Stored data:
◆ ◆ ◆ ◆ ◆ ◆ ◆

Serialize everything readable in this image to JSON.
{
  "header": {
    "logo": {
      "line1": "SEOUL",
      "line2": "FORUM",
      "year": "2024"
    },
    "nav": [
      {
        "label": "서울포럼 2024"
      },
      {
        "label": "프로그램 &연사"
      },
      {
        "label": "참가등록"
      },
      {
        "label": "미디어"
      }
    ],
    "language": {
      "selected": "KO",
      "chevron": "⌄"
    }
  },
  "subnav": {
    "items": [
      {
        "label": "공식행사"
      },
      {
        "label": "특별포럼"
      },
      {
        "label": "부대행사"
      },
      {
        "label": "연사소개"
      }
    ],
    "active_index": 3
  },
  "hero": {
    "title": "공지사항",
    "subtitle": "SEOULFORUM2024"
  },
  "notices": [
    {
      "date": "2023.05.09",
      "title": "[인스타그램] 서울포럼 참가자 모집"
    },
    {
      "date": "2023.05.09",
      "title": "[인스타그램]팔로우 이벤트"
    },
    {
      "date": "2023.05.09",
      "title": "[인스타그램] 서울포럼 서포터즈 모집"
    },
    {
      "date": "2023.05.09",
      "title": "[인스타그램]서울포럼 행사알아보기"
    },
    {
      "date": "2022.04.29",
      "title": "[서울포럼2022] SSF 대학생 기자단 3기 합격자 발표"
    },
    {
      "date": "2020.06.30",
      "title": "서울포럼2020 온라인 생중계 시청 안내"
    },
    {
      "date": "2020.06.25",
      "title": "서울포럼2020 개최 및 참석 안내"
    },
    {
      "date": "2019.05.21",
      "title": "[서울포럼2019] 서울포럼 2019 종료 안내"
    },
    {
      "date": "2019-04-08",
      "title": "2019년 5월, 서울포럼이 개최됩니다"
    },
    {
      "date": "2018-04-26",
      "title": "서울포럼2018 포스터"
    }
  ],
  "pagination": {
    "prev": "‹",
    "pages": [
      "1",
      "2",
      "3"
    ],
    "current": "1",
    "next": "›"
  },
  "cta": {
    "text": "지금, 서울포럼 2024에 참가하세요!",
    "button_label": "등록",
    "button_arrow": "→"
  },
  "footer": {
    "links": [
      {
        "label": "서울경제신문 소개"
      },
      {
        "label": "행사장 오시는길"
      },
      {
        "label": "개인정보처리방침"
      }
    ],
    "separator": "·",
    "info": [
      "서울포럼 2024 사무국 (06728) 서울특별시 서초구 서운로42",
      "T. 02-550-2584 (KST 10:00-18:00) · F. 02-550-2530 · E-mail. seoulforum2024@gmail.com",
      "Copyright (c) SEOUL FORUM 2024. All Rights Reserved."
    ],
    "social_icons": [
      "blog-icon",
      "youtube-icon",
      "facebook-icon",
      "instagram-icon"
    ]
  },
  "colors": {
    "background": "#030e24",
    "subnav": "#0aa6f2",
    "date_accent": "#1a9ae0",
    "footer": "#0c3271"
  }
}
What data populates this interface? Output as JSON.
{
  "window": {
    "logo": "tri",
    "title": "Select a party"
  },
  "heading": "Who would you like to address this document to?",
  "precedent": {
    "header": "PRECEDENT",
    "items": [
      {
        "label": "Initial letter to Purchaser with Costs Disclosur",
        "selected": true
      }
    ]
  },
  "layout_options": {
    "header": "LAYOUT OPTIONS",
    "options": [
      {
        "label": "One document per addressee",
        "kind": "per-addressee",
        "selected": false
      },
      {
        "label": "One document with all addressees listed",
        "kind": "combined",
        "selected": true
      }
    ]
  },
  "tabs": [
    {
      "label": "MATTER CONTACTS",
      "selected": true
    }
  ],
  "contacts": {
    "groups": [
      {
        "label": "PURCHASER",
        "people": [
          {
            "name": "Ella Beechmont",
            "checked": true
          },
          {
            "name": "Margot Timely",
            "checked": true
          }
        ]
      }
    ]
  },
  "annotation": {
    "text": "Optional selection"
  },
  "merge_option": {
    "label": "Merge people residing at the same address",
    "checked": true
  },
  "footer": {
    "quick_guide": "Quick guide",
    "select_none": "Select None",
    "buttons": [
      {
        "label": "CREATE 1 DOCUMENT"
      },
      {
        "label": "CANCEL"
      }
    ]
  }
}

◆ ◆ ◆ ◆ ◆ ◆ ◆

Transcribe every line of the data, exactly as it stands.

Completed task:
Serialize everything readable in this image to JSON.
{
  "header": {
    "logo": {
      "line1": "SEOUL",
      "line2": "FORUM",
      "year": "2024"
    },
    "nav": [
      {
        "label": "서울포럼 2024"
      },
      {
        "label": "프로그램 &연사"
      },
      {
        "label": "참가등록"
      },
      {
        "label": "미디어"
      }
    ],
    "language": {
      "selected": "KO",
      "chevron": "⌄"
    }
  },
  "subnav": {
    "items": [
      {
        "label": "공식행사"
      },
      {
        "label": "특별포럼"
      },
      {
        "label": "부대행사"
      },
      {
        "label": "연사소개"
      }
    ],
    "active_index": 3
  },
  "hero": {
    "title": "공지사항",
    "subtitle": "SEOULFORUM2024"
  },
  "notices": [
    {
      "date": "2023.05.09",
      "title": "[인스타그램] 서울포럼 참가자 모집"
    },
    {
      "date": "2023.05.09",
      "title": "[인스타그램]팔로우 이벤트"
    },
    {
      "date": "2023.05.09",
      "title": "[인스타그램] 서울포럼 서포터즈 모집"
    },
    {
      "date": "2023.05.09",
      "title": "[인스타그램]서울포럼 행사알아보기"
    },
    {
      "date": "2022.04.29",
      "title": "[서울포럼2022] SSF 대학생 기자단 3기 합격자 발표"
    },
    {
      "date": "2020.06.30",
      "title": "서울포럼2020 온라인 생중계 시청 안내"
    },
    {
      "date": "2020.06.25",
      "title": "서울포럼2020 개최 및 참석 안내"
    },
    {
      "date": "2019.05.21",
      "title": "[서울포럼2019] 서울포럼 2019 종료 안내"
    },
    {
      "date": "2019-04-08",
      "title": "2019년 5월, 서울포럼이 개최됩니다"
    },
    {
      "date": "2018-04-26",
      "title": "서울포럼2018 포스터"
    }
  ],
  "pagination": {
    "prev": "‹",
    "pages": [
      "1",
      "2",
      "3"
    ],
    "current": "1",
    "next": "›"
  },
  "cta": {
    "text": "지금, 서울포럼 2024에 참가하세요!",
    "button_label": "등록",
    "button_arrow": "→"
  },
  "footer": {
    "links": [
      {
        "label": "서울경제신문 소개"
      },
      {
        "label": "행사장 오시는길"
      },
      {
        "label": "개인정보처리방침"
      }
    ],
    "separator": "·",
    "info": [
      "서울포럼 2024 사무국 (06728) 서울특별시 서초구 서운로42",
      "T. 02-550-2584 (KST 10:00-18:00) · F. 02-550-2530 · E-mail. seoulforum2024@gmail.com",
      "Copyright (c) SEOUL FORUM 2024. All Rights Reserved."
    ],
    "social_icons": [
      "blog-icon",
      "youtube-icon",
      "facebook-icon",
      "instagram-icon"
    ]
  },
  "colors": {
    "background": "#030e24",
    "subnav": "#0aa6f2",
    "date_accent": "#1a9ae0",
    "footer": "#0c3271"
  }
}
What data populates this interface? Output as JSON.
{
  "window": {
    "logo": "tri",
    "title": "Select a party"
  },
  "heading": "Who would you like to address this document to?",
  "precedent": {
    "header": "PRECEDENT",
    "items": [
      {
        "label": "Initial letter to Purchaser with Costs Disclosur",
        "selected": true
      }
    ]
  },
  "layout_options": {
    "header": "LAYOUT OPTIONS",
    "options": [
      {
        "label": "One document per addressee",
        "kind": "per-addressee",
        "selected": false
      },
      {
        "label": "One document with all addressees listed",
        "kind": "combined",
        "selected": true
      }
    ]
  },
  "tabs": [
    {
      "label": "MATTER CONTACTS",
      "selected": true
    }
  ],
  "contacts": {
    "groups": [
      {
        "label": "PURCHASER",
        "people": [
          {
            "name": "Ella Beechmont",
            "checked": true
          },
          {
            "name": "Margot Timely",
            "checked": true
          }
        ]
      }
    ]
  },
  "annotation": {
    "text": "Optional selection"
  },
  "merge_option": {
    "label": "Merge people residing at the same address",
    "checked": true
  },
  "footer": {
    "quick_guide": "Quick guide",
    "select_none": "Select None",
    "buttons": [
      {
        "label": "CREATE 1 DOCUMENT"
      },
      {
        "label": "CANCEL"
      }
    ]
  }
}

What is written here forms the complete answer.